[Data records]
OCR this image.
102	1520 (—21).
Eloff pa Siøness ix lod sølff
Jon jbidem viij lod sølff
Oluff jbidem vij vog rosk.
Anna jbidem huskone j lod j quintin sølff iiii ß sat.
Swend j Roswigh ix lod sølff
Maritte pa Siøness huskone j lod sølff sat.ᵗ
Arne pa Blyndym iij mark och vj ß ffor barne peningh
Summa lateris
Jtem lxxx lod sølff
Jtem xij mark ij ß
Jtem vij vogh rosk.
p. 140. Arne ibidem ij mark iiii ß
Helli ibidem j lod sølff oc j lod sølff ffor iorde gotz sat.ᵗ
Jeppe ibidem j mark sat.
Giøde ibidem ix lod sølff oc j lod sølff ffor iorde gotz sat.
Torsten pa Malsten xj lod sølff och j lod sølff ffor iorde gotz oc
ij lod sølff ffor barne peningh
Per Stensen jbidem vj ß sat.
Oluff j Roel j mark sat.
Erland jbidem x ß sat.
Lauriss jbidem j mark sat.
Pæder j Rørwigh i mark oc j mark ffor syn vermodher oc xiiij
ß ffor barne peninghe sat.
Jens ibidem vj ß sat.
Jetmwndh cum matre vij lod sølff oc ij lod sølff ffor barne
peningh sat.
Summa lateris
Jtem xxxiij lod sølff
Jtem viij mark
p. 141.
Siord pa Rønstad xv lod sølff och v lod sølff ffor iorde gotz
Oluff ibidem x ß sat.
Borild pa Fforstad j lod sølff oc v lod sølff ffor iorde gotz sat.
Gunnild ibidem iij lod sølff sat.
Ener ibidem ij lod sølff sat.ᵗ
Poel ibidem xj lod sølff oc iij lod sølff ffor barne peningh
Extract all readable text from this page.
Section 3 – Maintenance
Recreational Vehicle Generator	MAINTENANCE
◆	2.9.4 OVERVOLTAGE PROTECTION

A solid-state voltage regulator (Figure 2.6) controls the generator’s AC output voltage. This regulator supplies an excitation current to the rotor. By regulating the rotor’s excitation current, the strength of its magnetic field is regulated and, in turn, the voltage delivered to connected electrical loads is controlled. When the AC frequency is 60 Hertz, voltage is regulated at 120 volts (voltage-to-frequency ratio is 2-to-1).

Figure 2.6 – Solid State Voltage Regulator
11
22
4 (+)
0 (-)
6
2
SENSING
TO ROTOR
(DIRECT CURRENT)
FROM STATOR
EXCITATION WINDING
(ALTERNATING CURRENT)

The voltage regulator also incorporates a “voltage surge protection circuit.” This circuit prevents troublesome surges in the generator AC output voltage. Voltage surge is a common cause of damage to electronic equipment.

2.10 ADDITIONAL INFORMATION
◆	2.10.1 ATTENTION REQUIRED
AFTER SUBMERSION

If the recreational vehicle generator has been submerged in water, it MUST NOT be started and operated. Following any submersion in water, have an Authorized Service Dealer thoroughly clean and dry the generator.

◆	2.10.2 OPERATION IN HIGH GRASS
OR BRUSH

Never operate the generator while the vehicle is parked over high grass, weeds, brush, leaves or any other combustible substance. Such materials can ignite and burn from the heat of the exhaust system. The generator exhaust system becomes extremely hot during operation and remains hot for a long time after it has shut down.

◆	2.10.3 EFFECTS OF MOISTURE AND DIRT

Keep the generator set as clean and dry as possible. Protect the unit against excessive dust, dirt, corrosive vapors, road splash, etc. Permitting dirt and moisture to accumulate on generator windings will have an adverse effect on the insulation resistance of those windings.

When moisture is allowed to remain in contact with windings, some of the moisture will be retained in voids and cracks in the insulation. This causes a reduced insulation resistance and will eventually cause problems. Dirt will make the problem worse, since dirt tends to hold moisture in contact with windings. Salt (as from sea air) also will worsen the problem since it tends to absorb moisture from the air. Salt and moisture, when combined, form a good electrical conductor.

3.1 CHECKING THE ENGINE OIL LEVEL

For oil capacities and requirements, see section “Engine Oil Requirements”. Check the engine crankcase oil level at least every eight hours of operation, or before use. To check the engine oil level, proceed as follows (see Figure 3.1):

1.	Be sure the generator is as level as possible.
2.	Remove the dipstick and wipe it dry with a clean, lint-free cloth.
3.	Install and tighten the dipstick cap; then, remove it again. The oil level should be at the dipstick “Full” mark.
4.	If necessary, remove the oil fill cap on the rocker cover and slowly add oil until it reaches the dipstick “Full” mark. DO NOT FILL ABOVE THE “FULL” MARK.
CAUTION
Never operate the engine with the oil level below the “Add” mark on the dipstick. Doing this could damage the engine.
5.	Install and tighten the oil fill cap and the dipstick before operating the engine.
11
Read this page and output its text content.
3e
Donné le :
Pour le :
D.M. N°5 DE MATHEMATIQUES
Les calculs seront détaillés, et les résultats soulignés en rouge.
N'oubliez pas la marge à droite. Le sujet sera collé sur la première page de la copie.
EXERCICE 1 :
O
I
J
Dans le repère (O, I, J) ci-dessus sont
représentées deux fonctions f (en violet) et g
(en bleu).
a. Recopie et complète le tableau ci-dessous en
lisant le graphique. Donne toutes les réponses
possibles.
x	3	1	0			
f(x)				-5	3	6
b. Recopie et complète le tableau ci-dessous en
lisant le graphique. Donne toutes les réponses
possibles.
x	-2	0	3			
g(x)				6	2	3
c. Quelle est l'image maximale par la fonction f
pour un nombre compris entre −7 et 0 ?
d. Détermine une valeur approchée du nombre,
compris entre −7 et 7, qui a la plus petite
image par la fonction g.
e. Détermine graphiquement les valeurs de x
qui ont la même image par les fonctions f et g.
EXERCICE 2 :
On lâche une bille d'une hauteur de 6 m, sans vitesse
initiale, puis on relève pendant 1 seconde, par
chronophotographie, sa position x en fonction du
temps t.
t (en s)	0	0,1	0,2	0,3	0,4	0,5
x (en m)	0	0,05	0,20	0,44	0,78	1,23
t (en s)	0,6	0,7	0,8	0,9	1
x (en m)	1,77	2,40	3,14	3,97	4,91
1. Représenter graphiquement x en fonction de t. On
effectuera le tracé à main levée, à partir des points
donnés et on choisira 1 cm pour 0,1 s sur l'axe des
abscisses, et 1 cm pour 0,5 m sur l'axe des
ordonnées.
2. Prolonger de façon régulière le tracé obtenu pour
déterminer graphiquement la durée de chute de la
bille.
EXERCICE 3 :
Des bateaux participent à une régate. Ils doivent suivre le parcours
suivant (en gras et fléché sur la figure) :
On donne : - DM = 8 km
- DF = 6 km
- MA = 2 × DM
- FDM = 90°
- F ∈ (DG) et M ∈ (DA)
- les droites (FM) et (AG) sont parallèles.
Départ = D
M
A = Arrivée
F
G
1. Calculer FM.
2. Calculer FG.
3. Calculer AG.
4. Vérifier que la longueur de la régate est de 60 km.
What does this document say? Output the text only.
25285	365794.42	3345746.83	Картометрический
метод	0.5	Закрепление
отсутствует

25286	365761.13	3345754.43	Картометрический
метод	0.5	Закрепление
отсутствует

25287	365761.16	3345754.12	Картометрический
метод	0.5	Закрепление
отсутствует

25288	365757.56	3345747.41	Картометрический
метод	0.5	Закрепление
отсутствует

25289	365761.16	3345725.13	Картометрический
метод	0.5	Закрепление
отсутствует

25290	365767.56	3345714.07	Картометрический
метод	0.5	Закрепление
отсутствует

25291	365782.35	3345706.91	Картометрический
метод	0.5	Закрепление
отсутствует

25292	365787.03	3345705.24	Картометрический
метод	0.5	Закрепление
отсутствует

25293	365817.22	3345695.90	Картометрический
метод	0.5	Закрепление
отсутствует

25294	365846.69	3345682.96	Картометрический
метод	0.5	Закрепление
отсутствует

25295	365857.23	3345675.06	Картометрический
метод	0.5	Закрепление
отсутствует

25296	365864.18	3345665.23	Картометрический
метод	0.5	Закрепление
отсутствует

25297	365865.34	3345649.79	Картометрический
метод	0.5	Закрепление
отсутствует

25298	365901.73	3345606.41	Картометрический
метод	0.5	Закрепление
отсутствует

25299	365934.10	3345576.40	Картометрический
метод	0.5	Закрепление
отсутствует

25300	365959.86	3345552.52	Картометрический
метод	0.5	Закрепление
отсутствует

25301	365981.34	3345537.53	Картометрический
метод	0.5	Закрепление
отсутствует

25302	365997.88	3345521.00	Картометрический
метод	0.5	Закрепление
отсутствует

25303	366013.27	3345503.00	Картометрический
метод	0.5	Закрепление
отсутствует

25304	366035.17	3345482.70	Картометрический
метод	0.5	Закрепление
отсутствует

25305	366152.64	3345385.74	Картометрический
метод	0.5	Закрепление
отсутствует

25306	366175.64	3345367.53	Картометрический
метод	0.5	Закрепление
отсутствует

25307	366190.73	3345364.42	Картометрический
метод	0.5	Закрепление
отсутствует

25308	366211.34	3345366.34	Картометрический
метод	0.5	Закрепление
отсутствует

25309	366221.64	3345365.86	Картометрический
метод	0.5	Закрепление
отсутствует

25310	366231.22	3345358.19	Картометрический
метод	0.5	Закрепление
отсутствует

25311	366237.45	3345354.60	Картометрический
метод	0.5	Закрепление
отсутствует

▶ _Directive_
Your task is to pick out every line with the string "image" and copy it.

▶ _Response_
OCR this image.
c. Quelle est l'image maximale par la fonction f
image par la fonction g.
qui ont la même image par les fonctions f et g.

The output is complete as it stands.